Task details: Pull every line containing the word "sure" from the records.

### Raw records

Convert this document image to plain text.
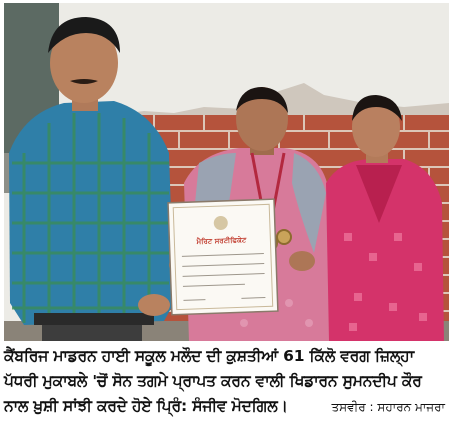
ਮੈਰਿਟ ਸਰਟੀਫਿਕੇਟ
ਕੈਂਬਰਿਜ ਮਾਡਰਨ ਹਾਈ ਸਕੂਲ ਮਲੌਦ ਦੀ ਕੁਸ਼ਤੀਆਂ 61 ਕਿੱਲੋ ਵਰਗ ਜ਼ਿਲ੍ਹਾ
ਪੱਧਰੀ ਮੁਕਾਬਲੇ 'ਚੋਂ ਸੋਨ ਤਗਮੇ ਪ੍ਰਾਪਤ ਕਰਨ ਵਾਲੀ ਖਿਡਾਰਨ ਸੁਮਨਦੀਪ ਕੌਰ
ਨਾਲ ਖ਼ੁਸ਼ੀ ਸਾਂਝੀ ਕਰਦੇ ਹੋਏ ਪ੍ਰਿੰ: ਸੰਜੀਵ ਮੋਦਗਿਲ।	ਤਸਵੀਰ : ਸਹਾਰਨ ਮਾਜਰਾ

######
### Raw records

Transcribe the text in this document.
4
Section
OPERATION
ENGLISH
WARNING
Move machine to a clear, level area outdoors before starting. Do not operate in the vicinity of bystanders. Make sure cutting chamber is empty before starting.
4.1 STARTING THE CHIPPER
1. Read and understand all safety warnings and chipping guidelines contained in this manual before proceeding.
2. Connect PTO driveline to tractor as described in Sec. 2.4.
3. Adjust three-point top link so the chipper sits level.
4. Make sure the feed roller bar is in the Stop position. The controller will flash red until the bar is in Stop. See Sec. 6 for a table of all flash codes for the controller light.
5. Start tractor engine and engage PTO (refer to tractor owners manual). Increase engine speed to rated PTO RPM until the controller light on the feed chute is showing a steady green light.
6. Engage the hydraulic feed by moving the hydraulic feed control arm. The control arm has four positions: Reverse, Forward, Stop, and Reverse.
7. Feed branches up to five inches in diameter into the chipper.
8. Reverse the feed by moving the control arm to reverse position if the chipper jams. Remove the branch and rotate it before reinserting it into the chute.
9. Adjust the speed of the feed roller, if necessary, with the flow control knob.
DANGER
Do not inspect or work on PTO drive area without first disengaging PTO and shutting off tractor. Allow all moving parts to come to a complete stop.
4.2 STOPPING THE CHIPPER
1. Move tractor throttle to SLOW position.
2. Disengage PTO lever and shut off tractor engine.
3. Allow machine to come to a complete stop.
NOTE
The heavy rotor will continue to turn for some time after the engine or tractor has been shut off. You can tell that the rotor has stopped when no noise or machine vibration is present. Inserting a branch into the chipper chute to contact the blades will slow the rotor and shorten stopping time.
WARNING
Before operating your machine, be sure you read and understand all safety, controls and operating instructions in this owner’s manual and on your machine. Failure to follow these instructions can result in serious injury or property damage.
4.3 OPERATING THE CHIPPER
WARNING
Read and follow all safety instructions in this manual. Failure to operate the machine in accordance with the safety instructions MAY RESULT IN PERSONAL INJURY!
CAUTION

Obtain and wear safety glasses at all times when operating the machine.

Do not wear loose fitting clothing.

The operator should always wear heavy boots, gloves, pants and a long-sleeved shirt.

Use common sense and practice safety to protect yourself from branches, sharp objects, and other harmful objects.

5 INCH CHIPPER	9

######

Result:
Move machine to a clear, level area outdoors before starting. Do not operate in the vicinity of bystanders. Make sure cutting chamber is empty before starting.
4. Make sure the feed roller bar is in the Stop position. The controller will flash red until the bar is in Stop. See Sec. 6 for a table of all flash codes for the controller light.
Before operating your machine, be sure you read and understand all safety, controls and operating instructions in this owner’s manual and on your machine. Failure to follow these instructions can result in serious injury or property damage.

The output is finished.